> **EXTRACTED INFORMATION**:
━━━━━━━━━━━━━━━━━━━━━━━━━━━━━━
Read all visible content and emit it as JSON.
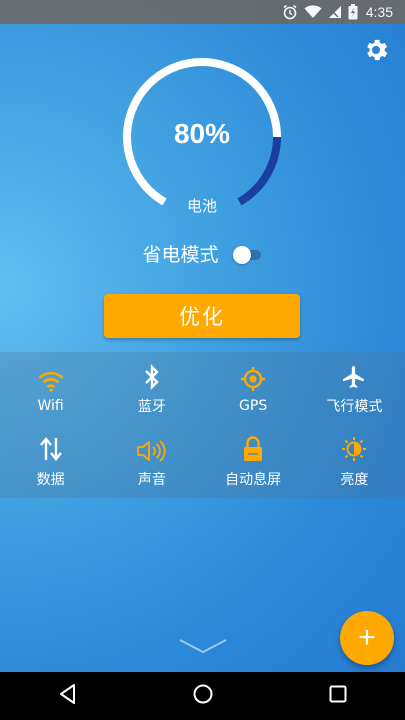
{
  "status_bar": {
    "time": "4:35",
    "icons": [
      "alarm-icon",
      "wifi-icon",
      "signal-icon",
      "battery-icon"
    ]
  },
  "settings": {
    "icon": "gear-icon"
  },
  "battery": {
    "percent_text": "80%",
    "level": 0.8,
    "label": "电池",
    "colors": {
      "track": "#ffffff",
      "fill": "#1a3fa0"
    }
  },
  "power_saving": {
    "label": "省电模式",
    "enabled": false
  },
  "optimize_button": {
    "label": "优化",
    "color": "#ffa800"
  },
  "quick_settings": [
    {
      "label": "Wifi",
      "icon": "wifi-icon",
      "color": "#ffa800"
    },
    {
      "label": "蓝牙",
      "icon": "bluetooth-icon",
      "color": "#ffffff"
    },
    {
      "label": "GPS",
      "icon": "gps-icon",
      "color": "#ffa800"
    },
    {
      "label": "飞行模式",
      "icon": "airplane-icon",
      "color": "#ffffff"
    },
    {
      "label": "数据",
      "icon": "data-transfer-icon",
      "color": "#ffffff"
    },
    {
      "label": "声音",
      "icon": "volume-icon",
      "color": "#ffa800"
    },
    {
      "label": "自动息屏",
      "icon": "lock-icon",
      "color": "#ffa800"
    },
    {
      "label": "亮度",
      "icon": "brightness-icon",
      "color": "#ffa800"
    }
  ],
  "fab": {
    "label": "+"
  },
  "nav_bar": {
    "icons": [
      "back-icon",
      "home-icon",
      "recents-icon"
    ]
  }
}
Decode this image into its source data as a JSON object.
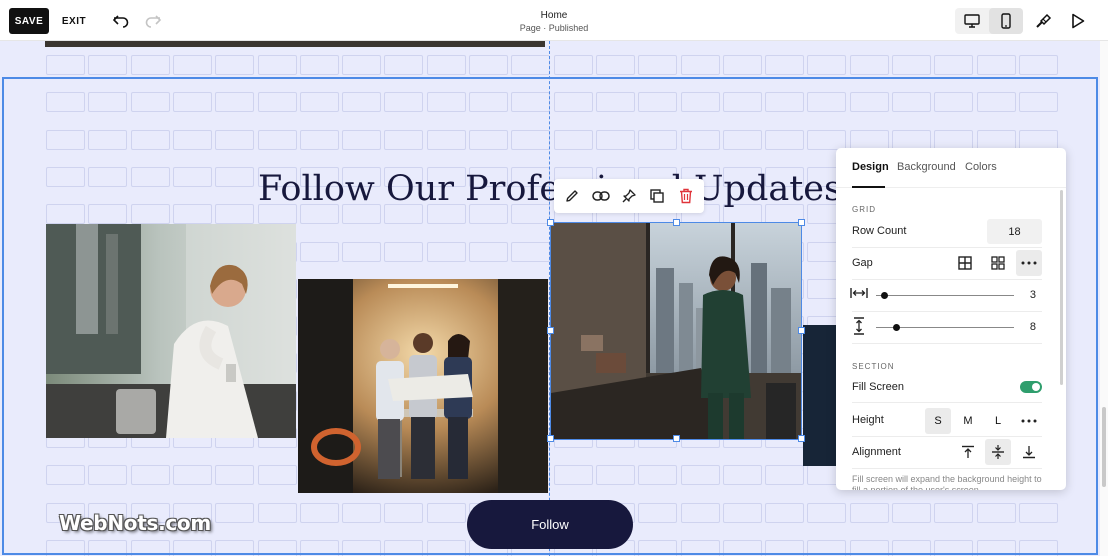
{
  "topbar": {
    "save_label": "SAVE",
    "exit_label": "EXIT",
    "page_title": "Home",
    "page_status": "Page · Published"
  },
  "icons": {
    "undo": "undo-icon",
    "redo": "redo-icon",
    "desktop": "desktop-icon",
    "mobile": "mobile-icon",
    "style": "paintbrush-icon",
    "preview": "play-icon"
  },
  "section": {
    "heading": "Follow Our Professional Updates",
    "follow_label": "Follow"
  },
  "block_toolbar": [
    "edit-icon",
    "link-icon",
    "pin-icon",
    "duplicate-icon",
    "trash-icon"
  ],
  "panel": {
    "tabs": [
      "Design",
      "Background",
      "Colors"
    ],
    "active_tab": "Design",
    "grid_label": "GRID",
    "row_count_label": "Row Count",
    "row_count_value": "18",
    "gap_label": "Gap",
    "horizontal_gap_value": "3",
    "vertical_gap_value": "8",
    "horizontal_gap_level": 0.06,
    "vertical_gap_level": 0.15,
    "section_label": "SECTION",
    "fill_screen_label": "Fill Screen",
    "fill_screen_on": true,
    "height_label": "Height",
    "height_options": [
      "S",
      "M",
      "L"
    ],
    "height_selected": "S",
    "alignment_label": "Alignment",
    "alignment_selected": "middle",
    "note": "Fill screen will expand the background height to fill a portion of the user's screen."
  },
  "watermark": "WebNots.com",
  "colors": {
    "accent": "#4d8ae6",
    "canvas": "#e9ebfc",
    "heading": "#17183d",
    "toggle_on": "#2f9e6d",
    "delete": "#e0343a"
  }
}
━━━━━━━━━━━━━━━━━━━━━━━━━━━━━━
> **SET PROBLEM**:
Repeat the data exactly, without the pictures.

> **EXERCISE OUTPUT**:
Read all visible content and emit it as JSON.
{
  "status_bar": {
    "time": "4:35",
    "icons": [
      "alarm-icon",
      "wifi-icon",
      "signal-icon",
      "battery-icon"
    ]
  },
  "settings": {
    "icon": "gear-icon"
  },
  "battery": {
    "percent_text": "80%",
    "level": 0.8,
    "label": "电池",
    "colors": {
      "track": "#ffffff",
      "fill": "#1a3fa0"
    }
  },
  "power_saving": {
    "label": "省电模式",
    "enabled": false
  },
  "optimize_button": {
    "label": "优化",
    "color": "#ffa800"
  },
  "quick_settings": [
    {
      "label": "Wifi",
      "icon": "wifi-icon",
      "color": "#ffa800"
    },
    {
      "label": "蓝牙",
      "icon": "bluetooth-icon",
      "color": "#ffffff"
    },
    {
      "label": "GPS",
      "icon": "gps-icon",
      "color": "#ffa800"
    },
    {
      "label": "飞行模式",
      "icon": "airplane-icon",
      "color": "#ffffff"
    },
    {
      "label": "数据",
      "icon": "data-transfer-icon",
      "color": "#ffffff"
    },
    {
      "label": "声音",
      "icon": "volume-icon",
      "color": "#ffa800"
    },
    {
      "label": "自动息屏",
      "icon": "lock-icon",
      "color": "#ffa800"
    },
    {
      "label": "亮度",
      "icon": "brightness-icon",
      "color": "#ffa800"
    }
  ],
  "fab": {
    "label": "+"
  },
  "nav_bar": {
    "icons": [
      "back-icon",
      "home-icon",
      "recents-icon"
    ]
  }
}
Decode this image into its source data as a JSON object.
{
  "topbar": {
    "save_label": "SAVE",
    "exit_label": "EXIT",
    "page_title": "Home",
    "page_status": "Page · Published"
  },
  "icons": {
    "undo": "undo-icon",
    "redo": "redo-icon",
    "desktop": "desktop-icon",
    "mobile": "mobile-icon",
    "style": "paintbrush-icon",
    "preview": "play-icon"
  },
  "section": {
    "heading": "Follow Our Professional Updates",
    "follow_label": "Follow"
  },
  "block_toolbar": [
    "edit-icon",
    "link-icon",
    "pin-icon",
    "duplicate-icon",
    "trash-icon"
  ],
  "panel": {
    "tabs": [
      "Design",
      "Background",
      "Colors"
    ],
    "active_tab": "Design",
    "grid_label": "GRID",
    "row_count_label": "Row Count",
    "row_count_value": "18",
    "gap_label": "Gap",
    "horizontal_gap_value": "3",
    "vertical_gap_value": "8",
    "horizontal_gap_level": 0.06,
    "vertical_gap_level": 0.15,
    "section_label": "SECTION",
    "fill_screen_label": "Fill Screen",
    "fill_screen_on": true,
    "height_label": "Height",
    "height_options": [
      "S",
      "M",
      "L"
    ],
    "height_selected": "S",
    "alignment_label": "Alignment",
    "alignment_selected": "middle",
    "note": "Fill screen will expand the background height to fill a portion of the user's screen."
  },
  "watermark": "WebNots.com",
  "colors": {
    "accent": "#4d8ae6",
    "canvas": "#e9ebfc",
    "heading": "#17183d",
    "toggle_on": "#2f9e6d",
    "delete": "#e0343a"
  }
}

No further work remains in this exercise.